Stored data
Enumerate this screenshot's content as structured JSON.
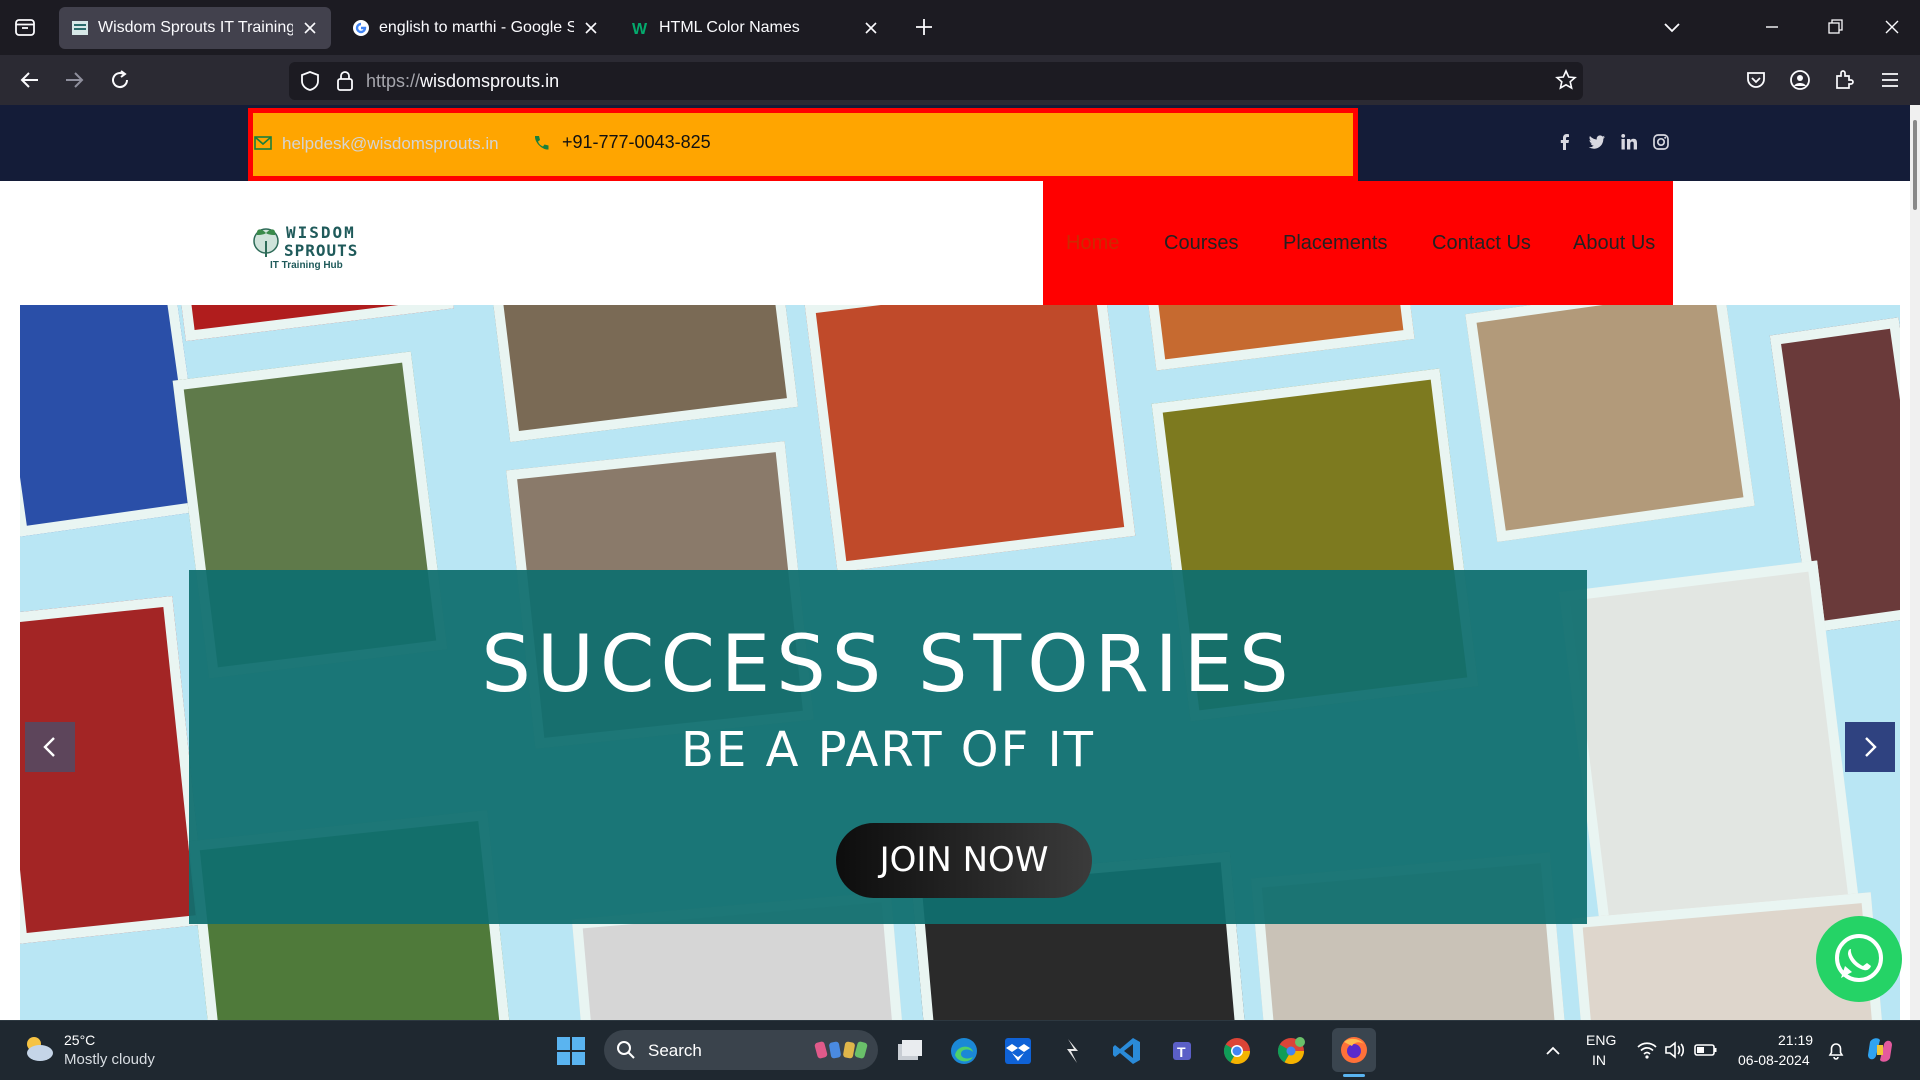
{
  "browser": {
    "tabs": [
      {
        "label": "Wisdom Sprouts IT Training Hub",
        "active": true,
        "icon": "wisdom-favicon"
      },
      {
        "label": "english to marthi - Google Search",
        "active": false,
        "icon": "google-favicon"
      },
      {
        "label": "HTML Color Names",
        "active": false,
        "icon": "w3schools-favicon"
      }
    ],
    "url_protocol": "https://",
    "url_domain": "wisdomsprouts.in"
  },
  "topbar": {
    "email": "helpdesk@wisdomsprouts.in",
    "phone": "+91-777-0043-825",
    "socials": [
      "facebook-icon",
      "twitter-icon",
      "linkedin-icon",
      "instagram-icon"
    ],
    "colors": {
      "bar": "#141c38",
      "highlight": "#ffa500",
      "border": "#ff0000"
    }
  },
  "logo": {
    "line1": "WISDOM",
    "line2": "SPROUTS",
    "tagline": "IT Training Hub"
  },
  "menu": {
    "items": [
      "Home",
      "Courses",
      "Placements",
      "Contact Us",
      "About Us"
    ],
    "active": "Home",
    "background": "#ff0000"
  },
  "hero": {
    "headline": "SUCCESS STORIES",
    "subheadline": "BE A PART OF IT",
    "cta": "JOIN NOW",
    "banner_color": "#106e6e"
  },
  "taskbar": {
    "weather_temp": "25°C",
    "weather_desc": "Mostly cloudy",
    "search_placeholder": "Search",
    "lang_line1": "ENG",
    "lang_line2": "IN",
    "time": "21:19",
    "date": "06-08-2024"
  }
}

**BRIEF**
Give every record back exactly as it reads, with no images.

**FULL ANSWER**
Enumerate this screenshot's content as structured JSON.
{
  "browser": {
    "tabs": [
      {
        "label": "Wisdom Sprouts IT Training Hub",
        "active": true,
        "icon": "wisdom-favicon"
      },
      {
        "label": "english to marthi - Google Search",
        "active": false,
        "icon": "google-favicon"
      },
      {
        "label": "HTML Color Names",
        "active": false,
        "icon": "w3schools-favicon"
      }
    ],
    "url_protocol": "https://",
    "url_domain": "wisdomsprouts.in"
  },
  "topbar": {
    "email": "helpdesk@wisdomsprouts.in",
    "phone": "+91-777-0043-825",
    "socials": [
      "facebook-icon",
      "twitter-icon",
      "linkedin-icon",
      "instagram-icon"
    ],
    "colors": {
      "bar": "#141c38",
      "highlight": "#ffa500",
      "border": "#ff0000"
    }
  },
  "logo": {
    "line1": "WISDOM",
    "line2": "SPROUTS",
    "tagline": "IT Training Hub"
  },
  "menu": {
    "items": [
      "Home",
      "Courses",
      "Placements",
      "Contact Us",
      "About Us"
    ],
    "active": "Home",
    "background": "#ff0000"
  },
  "hero": {
    "headline": "SUCCESS STORIES",
    "subheadline": "BE A PART OF IT",
    "cta": "JOIN NOW",
    "banner_color": "#106e6e"
  },
  "taskbar": {
    "weather_temp": "25°C",
    "weather_desc": "Mostly cloudy",
    "search_placeholder": "Search",
    "lang_line1": "ENG",
    "lang_line2": "IN",
    "time": "21:19",
    "date": "06-08-2024"
  }
}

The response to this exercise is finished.